> _Exercise_
In the lines below, replace every occurrence of "x-tick-label" with "x-axis-label", leaving all other text unchanged.

START

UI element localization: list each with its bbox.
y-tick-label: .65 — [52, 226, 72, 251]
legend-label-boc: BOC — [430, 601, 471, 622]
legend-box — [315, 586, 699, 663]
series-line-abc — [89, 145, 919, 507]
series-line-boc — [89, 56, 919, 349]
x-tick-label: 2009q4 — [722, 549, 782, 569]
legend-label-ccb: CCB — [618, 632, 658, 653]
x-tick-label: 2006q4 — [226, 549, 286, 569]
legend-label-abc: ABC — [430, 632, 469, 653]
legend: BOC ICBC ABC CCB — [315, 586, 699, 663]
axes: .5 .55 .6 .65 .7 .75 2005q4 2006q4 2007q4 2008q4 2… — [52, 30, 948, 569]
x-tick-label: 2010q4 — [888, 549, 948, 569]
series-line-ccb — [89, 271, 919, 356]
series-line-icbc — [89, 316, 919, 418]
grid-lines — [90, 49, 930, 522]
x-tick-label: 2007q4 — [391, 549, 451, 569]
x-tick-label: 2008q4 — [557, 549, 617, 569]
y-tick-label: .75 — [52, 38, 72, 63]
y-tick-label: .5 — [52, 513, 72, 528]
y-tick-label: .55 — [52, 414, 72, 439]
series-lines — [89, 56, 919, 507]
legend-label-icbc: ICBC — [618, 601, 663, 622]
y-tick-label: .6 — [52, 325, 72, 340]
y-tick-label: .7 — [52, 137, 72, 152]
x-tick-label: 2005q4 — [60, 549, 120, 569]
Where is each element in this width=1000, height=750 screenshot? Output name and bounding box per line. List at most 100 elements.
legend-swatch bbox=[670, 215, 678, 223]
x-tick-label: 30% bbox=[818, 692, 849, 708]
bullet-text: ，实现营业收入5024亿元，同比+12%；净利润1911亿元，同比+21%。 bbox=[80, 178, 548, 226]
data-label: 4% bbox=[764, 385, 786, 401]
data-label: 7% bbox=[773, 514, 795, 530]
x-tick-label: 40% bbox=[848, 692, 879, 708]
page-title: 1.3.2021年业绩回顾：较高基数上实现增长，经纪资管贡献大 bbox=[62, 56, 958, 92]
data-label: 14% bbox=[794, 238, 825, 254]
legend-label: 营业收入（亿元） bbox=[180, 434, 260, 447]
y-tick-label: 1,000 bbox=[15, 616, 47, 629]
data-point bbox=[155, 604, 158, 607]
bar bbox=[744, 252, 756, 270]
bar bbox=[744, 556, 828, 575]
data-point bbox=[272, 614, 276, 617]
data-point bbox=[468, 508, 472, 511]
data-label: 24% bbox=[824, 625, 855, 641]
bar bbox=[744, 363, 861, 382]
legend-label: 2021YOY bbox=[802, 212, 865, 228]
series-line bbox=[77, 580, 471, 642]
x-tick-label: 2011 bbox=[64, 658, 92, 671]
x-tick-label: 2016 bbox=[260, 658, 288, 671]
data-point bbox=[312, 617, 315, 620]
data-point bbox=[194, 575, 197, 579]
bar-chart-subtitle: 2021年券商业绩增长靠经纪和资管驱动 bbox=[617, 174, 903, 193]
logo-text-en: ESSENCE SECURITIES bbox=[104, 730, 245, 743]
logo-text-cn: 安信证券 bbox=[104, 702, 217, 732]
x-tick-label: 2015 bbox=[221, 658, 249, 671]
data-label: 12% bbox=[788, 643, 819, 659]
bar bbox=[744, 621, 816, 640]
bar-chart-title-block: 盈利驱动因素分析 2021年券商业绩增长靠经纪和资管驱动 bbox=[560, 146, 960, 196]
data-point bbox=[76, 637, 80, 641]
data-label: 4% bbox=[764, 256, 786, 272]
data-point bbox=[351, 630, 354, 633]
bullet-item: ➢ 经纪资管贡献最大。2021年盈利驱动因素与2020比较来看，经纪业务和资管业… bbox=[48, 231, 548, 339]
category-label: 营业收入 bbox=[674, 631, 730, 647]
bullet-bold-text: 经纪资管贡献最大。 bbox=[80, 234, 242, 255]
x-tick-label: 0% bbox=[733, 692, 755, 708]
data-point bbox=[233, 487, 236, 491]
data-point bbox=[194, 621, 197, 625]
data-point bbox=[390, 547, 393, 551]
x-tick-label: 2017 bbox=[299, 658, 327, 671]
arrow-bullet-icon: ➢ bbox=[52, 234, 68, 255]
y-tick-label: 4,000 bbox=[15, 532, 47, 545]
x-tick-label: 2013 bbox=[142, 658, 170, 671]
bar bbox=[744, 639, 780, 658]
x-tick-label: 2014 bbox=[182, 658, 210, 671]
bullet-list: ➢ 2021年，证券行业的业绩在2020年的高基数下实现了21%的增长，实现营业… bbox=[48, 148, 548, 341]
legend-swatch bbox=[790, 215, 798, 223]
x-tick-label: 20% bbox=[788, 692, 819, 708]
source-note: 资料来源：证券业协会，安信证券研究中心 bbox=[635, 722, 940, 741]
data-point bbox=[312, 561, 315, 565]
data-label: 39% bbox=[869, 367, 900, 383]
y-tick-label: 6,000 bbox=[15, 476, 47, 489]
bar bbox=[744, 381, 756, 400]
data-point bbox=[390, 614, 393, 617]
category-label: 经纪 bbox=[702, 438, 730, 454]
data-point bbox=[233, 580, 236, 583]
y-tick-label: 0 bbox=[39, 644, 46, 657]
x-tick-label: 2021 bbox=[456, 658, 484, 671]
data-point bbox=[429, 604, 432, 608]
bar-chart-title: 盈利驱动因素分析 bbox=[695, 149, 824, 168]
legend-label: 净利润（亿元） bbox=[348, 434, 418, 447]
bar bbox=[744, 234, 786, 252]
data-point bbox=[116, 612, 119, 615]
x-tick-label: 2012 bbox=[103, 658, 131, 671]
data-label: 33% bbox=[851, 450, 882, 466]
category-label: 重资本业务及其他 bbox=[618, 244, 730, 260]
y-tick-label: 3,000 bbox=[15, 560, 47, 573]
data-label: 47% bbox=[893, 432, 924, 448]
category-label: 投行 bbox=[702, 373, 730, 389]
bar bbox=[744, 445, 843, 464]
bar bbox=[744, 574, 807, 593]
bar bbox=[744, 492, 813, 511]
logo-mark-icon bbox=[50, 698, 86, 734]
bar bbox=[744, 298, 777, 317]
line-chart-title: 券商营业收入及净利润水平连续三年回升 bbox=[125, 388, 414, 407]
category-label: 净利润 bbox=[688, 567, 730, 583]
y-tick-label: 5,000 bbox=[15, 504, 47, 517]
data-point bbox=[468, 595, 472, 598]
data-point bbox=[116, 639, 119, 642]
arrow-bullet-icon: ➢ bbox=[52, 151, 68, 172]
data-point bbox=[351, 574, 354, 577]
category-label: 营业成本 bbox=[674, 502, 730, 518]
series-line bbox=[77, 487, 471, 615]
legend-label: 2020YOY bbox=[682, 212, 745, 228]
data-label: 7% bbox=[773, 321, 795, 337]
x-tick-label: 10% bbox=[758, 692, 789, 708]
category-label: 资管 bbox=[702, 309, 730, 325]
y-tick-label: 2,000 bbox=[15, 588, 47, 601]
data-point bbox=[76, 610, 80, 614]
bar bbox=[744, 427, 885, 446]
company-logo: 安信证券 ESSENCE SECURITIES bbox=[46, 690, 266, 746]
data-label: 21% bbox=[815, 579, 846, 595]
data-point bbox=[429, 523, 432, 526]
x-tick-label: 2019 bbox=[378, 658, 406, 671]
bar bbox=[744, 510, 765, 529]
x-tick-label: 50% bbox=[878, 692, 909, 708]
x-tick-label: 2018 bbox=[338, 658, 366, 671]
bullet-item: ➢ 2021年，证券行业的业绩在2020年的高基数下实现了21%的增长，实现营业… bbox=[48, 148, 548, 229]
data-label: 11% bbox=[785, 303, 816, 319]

END

> _Result for this exercise_
UI element localization: list each with its bbox.
y-tick-label: .65 — [52, 226, 72, 251]
legend-label-boc: BOC — [430, 601, 471, 622]
legend-box — [315, 586, 699, 663]
series-line-abc — [89, 145, 919, 507]
series-line-boc — [89, 56, 919, 349]
x-axis-label: 2009q4 — [722, 549, 782, 569]
legend-label-ccb: CCB — [618, 632, 658, 653]
x-axis-label: 2006q4 — [226, 549, 286, 569]
legend-label-abc: ABC — [430, 632, 469, 653]
legend: BOC ICBC ABC CCB — [315, 586, 699, 663]
axes: .5 .55 .6 .65 .7 .75 2005q4 2006q4 2007q4 2008q4 2… — [52, 30, 948, 569]
x-axis-label: 2010q4 — [888, 549, 948, 569]
series-line-ccb — [89, 271, 919, 356]
series-line-icbc — [89, 316, 919, 418]
grid-lines — [90, 49, 930, 522]
x-axis-label: 2007q4 — [391, 549, 451, 569]
x-axis-label: 2008q4 — [557, 549, 617, 569]
y-tick-label: .75 — [52, 38, 72, 63]
y-tick-label: .5 — [52, 513, 72, 528]
y-tick-label: .55 — [52, 414, 72, 439]
series-lines — [89, 56, 919, 507]
legend-label-icbc: ICBC — [618, 601, 663, 622]
y-tick-label: .6 — [52, 325, 72, 340]
y-tick-label: .7 — [52, 137, 72, 152]
x-axis-label: 2005q4 — [60, 549, 120, 569]
Where is each element in this width=1000, height=750 screenshot? Output name and bounding box per line. List at most 100 elements.
legend-swatch bbox=[670, 215, 678, 223]
x-axis-label: 30% bbox=[818, 692, 849, 708]
bullet-text: ，实现营业收入5024亿元，同比+12%；净利润1911亿元，同比+21%。 bbox=[80, 178, 548, 226]
data-label: 4% bbox=[764, 385, 786, 401]
data-label: 7% bbox=[773, 514, 795, 530]
x-axis-label: 40% bbox=[848, 692, 879, 708]
page-title: 1.3.2021年业绩回顾：较高基数上实现增长，经纪资管贡献大 bbox=[62, 56, 958, 92]
data-label: 14% bbox=[794, 238, 825, 254]
legend-label: 营业收入（亿元） bbox=[180, 434, 260, 447]
y-tick-label: 1,000 bbox=[15, 616, 47, 629]
data-point bbox=[155, 604, 158, 607]
bar bbox=[744, 252, 756, 270]
bar bbox=[744, 556, 828, 575]
data-point bbox=[272, 614, 276, 617]
data-point bbox=[468, 508, 472, 511]
data-label: 24% bbox=[824, 625, 855, 641]
bar bbox=[744, 363, 861, 382]
legend-label: 2021YOY bbox=[802, 212, 865, 228]
series-line bbox=[77, 580, 471, 642]
x-axis-label: 2011 bbox=[64, 658, 92, 671]
x-axis-label: 2016 bbox=[260, 658, 288, 671]
data-point bbox=[312, 617, 315, 620]
data-point bbox=[194, 575, 197, 579]
bar-chart-subtitle: 2021年券商业绩增长靠经纪和资管驱动 bbox=[617, 174, 903, 193]
logo-text-en: ESSENCE SECURITIES bbox=[104, 730, 245, 743]
logo-text-cn: 安信证券 bbox=[104, 702, 217, 732]
x-axis-label: 2015 bbox=[221, 658, 249, 671]
data-label: 12% bbox=[788, 643, 819, 659]
bar bbox=[744, 621, 816, 640]
bar-chart-title-block: 盈利驱动因素分析 2021年券商业绩增长靠经纪和资管驱动 bbox=[560, 146, 960, 196]
data-point bbox=[76, 637, 80, 641]
data-label: 4% bbox=[764, 256, 786, 272]
data-point bbox=[351, 630, 354, 633]
bullet-item: ➢ 经纪资管贡献最大。2021年盈利驱动因素与2020比较来看，经纪业务和资管业… bbox=[48, 231, 548, 339]
category-label: 营业收入 bbox=[674, 631, 730, 647]
bullet-bold-text: 经纪资管贡献最大。 bbox=[80, 234, 242, 255]
x-axis-label: 0% bbox=[733, 692, 755, 708]
data-point bbox=[233, 487, 236, 491]
data-point bbox=[194, 621, 197, 625]
data-point bbox=[390, 547, 393, 551]
x-axis-label: 2017 bbox=[299, 658, 327, 671]
arrow-bullet-icon: ➢ bbox=[52, 234, 68, 255]
y-tick-label: 4,000 bbox=[15, 532, 47, 545]
x-axis-label: 2013 bbox=[142, 658, 170, 671]
bar bbox=[744, 639, 780, 658]
x-axis-label: 2014 bbox=[182, 658, 210, 671]
bullet-list: ➢ 2021年，证券行业的业绩在2020年的高基数下实现了21%的增长，实现营业… bbox=[48, 148, 548, 341]
legend-swatch bbox=[790, 215, 798, 223]
x-axis-label: 20% bbox=[788, 692, 819, 708]
source-note: 资料来源：证券业协会，安信证券研究中心 bbox=[635, 722, 940, 741]
data-point bbox=[312, 561, 315, 565]
data-label: 39% bbox=[869, 367, 900, 383]
y-tick-label: 6,000 bbox=[15, 476, 47, 489]
bar bbox=[744, 381, 756, 400]
data-point bbox=[390, 614, 393, 617]
category-label: 经纪 bbox=[702, 438, 730, 454]
data-point bbox=[233, 580, 236, 583]
y-tick-label: 0 bbox=[39, 644, 46, 657]
x-axis-label: 2021 bbox=[456, 658, 484, 671]
data-point bbox=[429, 604, 432, 608]
bar-chart-title: 盈利驱动因素分析 bbox=[695, 149, 824, 168]
legend-label: 净利润（亿元） bbox=[348, 434, 418, 447]
bar bbox=[744, 234, 786, 252]
data-point bbox=[116, 612, 119, 615]
x-axis-label: 2012 bbox=[103, 658, 131, 671]
data-label: 33% bbox=[851, 450, 882, 466]
category-label: 重资本业务及其他 bbox=[618, 244, 730, 260]
y-tick-label: 3,000 bbox=[15, 560, 47, 573]
data-label: 47% bbox=[893, 432, 924, 448]
category-label: 投行 bbox=[702, 373, 730, 389]
bar bbox=[744, 445, 843, 464]
bar bbox=[744, 574, 807, 593]
bar bbox=[744, 492, 813, 511]
logo-mark-icon bbox=[50, 698, 86, 734]
bar bbox=[744, 298, 777, 317]
line-chart-title: 券商营业收入及净利润水平连续三年回升 bbox=[125, 388, 414, 407]
category-label: 净利润 bbox=[688, 567, 730, 583]
y-tick-label: 5,000 bbox=[15, 504, 47, 517]
data-point bbox=[468, 595, 472, 598]
data-point bbox=[116, 639, 119, 642]
arrow-bullet-icon: ➢ bbox=[52, 151, 68, 172]
data-point bbox=[351, 574, 354, 577]
category-label: 营业成本 bbox=[674, 502, 730, 518]
series-line bbox=[77, 487, 471, 615]
legend-label: 2020YOY bbox=[682, 212, 745, 228]
data-label: 7% bbox=[773, 321, 795, 337]
x-axis-label: 10% bbox=[758, 692, 789, 708]
category-label: 资管 bbox=[702, 309, 730, 325]
y-tick-label: 2,000 bbox=[15, 588, 47, 601]
data-point bbox=[76, 610, 80, 614]
bar bbox=[744, 427, 885, 446]
company-logo: 安信证券 ESSENCE SECURITIES bbox=[46, 690, 266, 746]
data-label: 21% bbox=[815, 579, 846, 595]
data-point bbox=[429, 523, 432, 526]
x-axis-label: 2019 bbox=[378, 658, 406, 671]
bar bbox=[744, 510, 765, 529]
x-axis-label: 50% bbox=[878, 692, 909, 708]
x-axis-label: 2018 bbox=[338, 658, 366, 671]
bullet-item: ➢ 2021年，证券行业的业绩在2020年的高基数下实现了21%的增长，实现营业… bbox=[48, 148, 548, 229]
data-label: 11% bbox=[785, 303, 816, 319]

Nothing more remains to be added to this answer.